» Task requirements
Quote the records below in full, exactly as given, with the images taken out.

» Dataset records
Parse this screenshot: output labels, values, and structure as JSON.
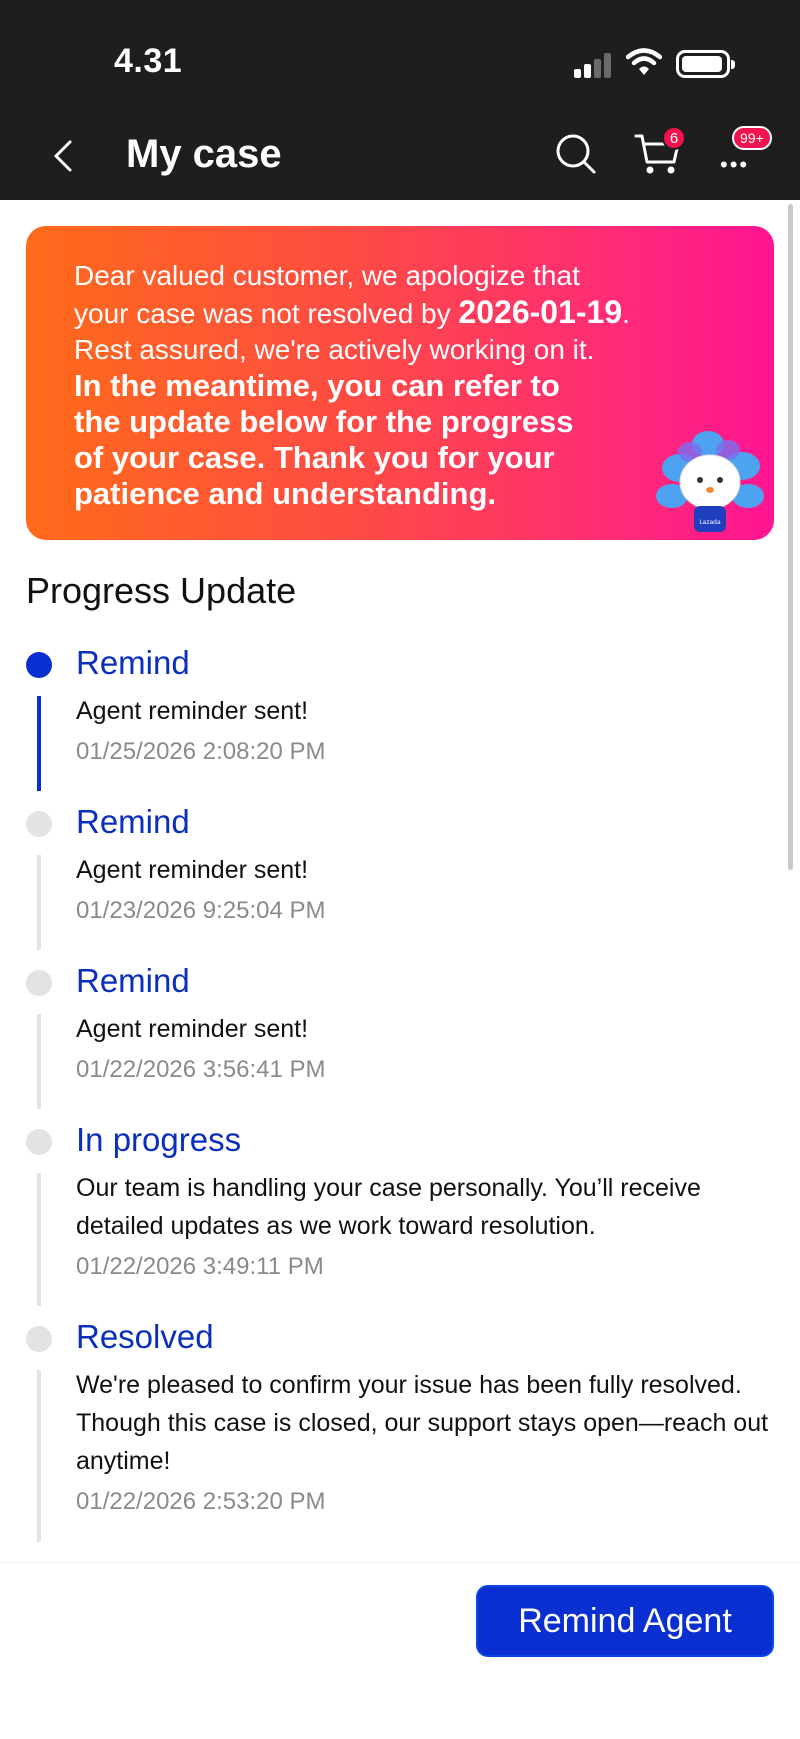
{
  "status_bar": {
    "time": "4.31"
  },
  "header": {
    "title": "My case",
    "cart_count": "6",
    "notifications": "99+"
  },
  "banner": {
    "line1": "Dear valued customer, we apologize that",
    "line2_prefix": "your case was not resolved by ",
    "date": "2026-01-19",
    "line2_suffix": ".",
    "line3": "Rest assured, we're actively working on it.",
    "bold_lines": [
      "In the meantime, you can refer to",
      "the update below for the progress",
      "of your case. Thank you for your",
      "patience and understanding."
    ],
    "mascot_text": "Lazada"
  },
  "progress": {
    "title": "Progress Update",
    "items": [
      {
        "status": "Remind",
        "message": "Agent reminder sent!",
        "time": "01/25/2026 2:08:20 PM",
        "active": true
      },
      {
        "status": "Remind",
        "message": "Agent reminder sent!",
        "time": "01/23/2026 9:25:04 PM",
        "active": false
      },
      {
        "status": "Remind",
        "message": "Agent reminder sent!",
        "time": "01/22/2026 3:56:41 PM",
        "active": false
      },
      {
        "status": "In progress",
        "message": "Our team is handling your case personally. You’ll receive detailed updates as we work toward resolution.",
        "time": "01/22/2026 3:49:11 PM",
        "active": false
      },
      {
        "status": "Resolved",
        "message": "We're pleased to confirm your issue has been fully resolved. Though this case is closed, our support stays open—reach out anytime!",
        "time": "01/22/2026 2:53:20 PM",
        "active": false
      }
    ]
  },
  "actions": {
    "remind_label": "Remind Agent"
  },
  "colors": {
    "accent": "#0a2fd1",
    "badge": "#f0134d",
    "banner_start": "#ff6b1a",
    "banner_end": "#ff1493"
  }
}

» Solution to the problem
Parse this screenshot: output labels, values, and structure as JSON.
{
  "status_bar": {
    "time": "4.31"
  },
  "header": {
    "title": "My case",
    "cart_count": "6",
    "notifications": "99+"
  },
  "banner": {
    "line1": "Dear valued customer, we apologize that",
    "line2_prefix": "your case was not resolved by ",
    "date": "2026-01-19",
    "line2_suffix": ".",
    "line3": "Rest assured, we're actively working on it.",
    "bold_lines": [
      "In the meantime, you can refer to",
      "the update below for the progress",
      "of your case. Thank you for your",
      "patience and understanding."
    ],
    "mascot_text": "Lazada"
  },
  "progress": {
    "title": "Progress Update",
    "items": [
      {
        "status": "Remind",
        "message": "Agent reminder sent!",
        "time": "01/25/2026 2:08:20 PM",
        "active": true
      },
      {
        "status": "Remind",
        "message": "Agent reminder sent!",
        "time": "01/23/2026 9:25:04 PM",
        "active": false
      },
      {
        "status": "Remind",
        "message": "Agent reminder sent!",
        "time": "01/22/2026 3:56:41 PM",
        "active": false
      },
      {
        "status": "In progress",
        "message": "Our team is handling your case personally. You’ll receive detailed updates as we work toward resolution.",
        "time": "01/22/2026 3:49:11 PM",
        "active": false
      },
      {
        "status": "Resolved",
        "message": "We're pleased to confirm your issue has been fully resolved. Though this case is closed, our support stays open—reach out anytime!",
        "time": "01/22/2026 2:53:20 PM",
        "active": false
      }
    ]
  },
  "actions": {
    "remind_label": "Remind Agent"
  },
  "colors": {
    "accent": "#0a2fd1",
    "badge": "#f0134d",
    "banner_start": "#ff6b1a",
    "banner_end": "#ff1493"
  }
}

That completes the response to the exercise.